YOUR INSTRUCTIONS:
From the entries below, list each line with "marker".

EXCERPTED DATA:
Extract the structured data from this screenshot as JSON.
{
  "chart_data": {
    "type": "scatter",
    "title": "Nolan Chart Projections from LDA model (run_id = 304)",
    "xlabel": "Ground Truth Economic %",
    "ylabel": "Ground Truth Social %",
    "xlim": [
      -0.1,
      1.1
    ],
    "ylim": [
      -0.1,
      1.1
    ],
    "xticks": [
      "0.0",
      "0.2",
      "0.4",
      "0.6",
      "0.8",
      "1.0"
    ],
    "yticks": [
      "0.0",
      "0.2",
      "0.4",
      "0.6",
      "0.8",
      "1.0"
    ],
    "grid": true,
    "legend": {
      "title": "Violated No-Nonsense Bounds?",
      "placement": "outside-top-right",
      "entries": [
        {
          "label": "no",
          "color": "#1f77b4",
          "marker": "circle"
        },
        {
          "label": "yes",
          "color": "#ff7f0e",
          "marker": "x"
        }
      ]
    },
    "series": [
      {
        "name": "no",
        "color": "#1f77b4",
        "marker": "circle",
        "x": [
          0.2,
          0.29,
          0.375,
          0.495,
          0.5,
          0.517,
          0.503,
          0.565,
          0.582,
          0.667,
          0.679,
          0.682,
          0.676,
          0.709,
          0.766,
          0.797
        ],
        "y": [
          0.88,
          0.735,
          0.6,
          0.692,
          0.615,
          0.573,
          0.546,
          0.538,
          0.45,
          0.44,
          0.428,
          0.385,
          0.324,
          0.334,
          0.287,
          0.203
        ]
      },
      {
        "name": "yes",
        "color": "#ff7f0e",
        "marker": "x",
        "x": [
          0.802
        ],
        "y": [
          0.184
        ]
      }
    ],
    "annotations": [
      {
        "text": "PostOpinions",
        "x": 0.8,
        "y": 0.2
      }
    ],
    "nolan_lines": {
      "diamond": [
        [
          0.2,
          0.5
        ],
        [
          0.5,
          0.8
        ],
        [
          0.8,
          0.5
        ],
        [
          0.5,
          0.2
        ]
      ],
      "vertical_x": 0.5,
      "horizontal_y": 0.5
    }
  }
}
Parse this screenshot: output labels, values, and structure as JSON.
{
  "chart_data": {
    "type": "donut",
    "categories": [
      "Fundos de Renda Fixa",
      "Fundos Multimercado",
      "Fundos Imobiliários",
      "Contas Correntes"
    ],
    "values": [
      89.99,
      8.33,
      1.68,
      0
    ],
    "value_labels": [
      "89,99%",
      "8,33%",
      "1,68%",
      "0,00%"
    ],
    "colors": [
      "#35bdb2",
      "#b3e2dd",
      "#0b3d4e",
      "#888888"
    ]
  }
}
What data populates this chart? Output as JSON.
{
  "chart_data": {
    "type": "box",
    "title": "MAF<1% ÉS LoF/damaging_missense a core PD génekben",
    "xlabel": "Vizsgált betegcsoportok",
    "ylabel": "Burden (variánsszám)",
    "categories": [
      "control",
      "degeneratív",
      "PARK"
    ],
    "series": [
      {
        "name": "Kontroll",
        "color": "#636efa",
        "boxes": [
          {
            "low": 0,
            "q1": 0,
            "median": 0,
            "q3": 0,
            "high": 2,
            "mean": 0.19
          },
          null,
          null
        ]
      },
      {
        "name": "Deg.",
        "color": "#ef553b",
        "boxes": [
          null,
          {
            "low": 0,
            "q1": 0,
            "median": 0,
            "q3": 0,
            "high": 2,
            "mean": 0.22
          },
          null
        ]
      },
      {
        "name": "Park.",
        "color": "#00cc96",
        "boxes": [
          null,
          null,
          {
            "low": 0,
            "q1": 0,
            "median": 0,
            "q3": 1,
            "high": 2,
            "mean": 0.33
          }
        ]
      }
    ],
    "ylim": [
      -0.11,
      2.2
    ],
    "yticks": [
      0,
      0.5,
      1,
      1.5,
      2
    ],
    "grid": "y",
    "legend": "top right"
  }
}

REPLY:
          "marker": "circle"
          "marker": "x"
        "marker": "circle",
        "marker": "x",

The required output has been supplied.